> _Entries supplied_

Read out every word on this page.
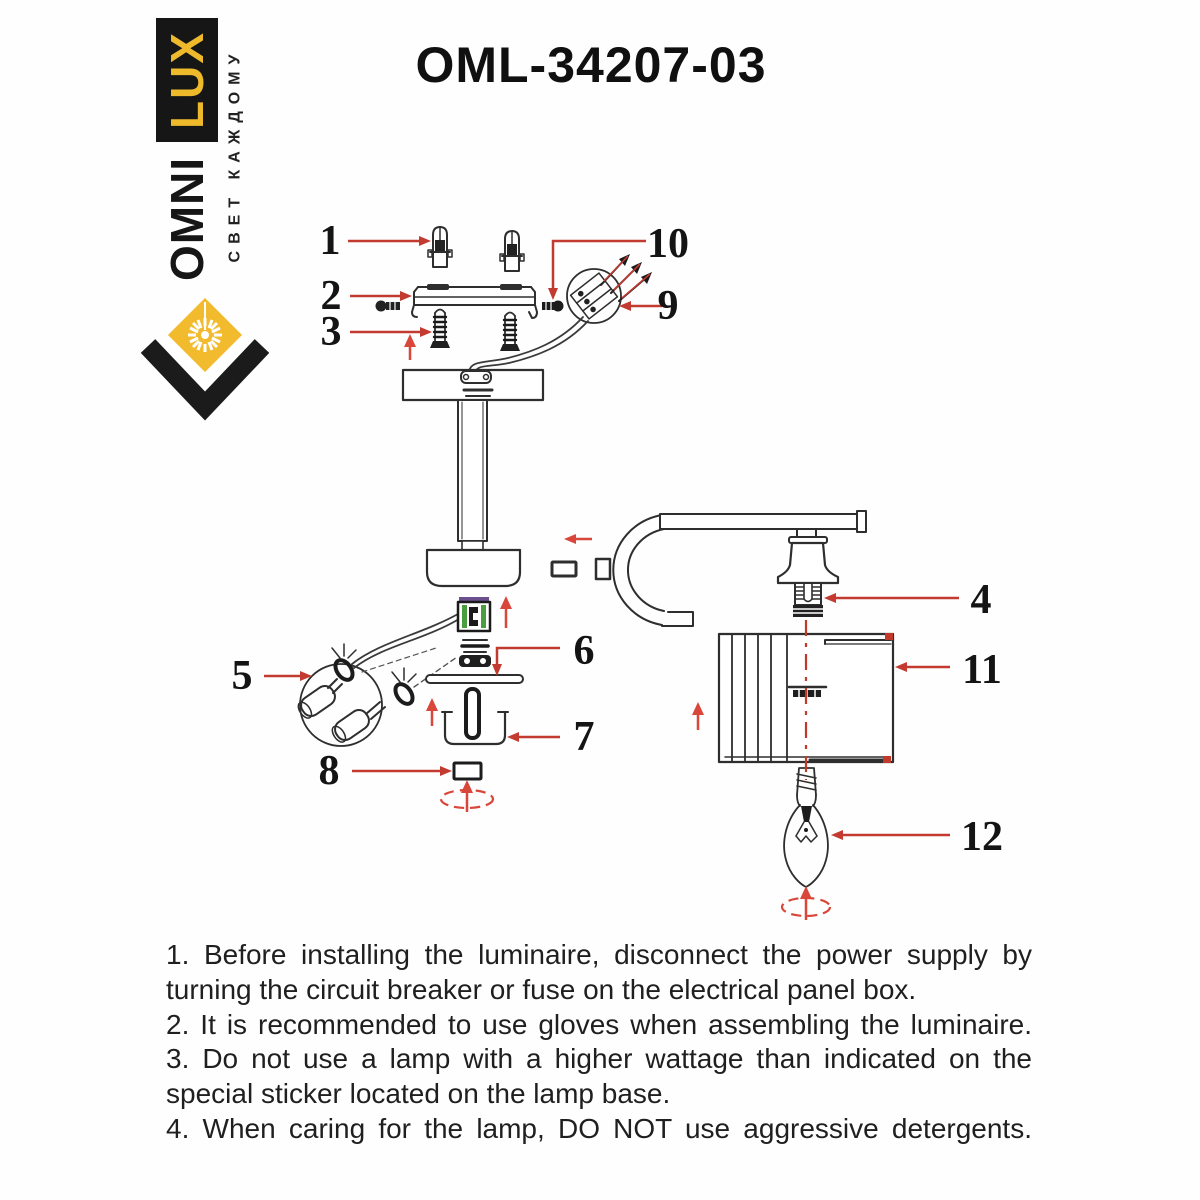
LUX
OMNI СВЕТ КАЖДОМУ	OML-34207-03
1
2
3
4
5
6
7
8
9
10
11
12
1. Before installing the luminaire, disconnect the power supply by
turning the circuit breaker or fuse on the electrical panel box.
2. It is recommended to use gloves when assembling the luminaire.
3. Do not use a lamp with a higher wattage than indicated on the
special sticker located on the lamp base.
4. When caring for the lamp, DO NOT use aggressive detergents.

> _Task to carry out_
Print each line of the material above exactly, with the pictures removed from your copy.

> _Response to this task_
Read out every word on this page.
LUX
OMNI СВЕТ КАЖДОМУ	OML-34207-03
1
2
3
4
5
6
7
8
9
10
11
12
1. Before installing the luminaire, disconnect the power supply by
turning the circuit breaker or fuse on the electrical panel box.
2. It is recommended to use gloves when assembling the luminaire.
3. Do not use a lamp with a higher wattage than indicated on the
special sticker located on the lamp base.
4. When caring for the lamp, DO NOT use aggressive detergents.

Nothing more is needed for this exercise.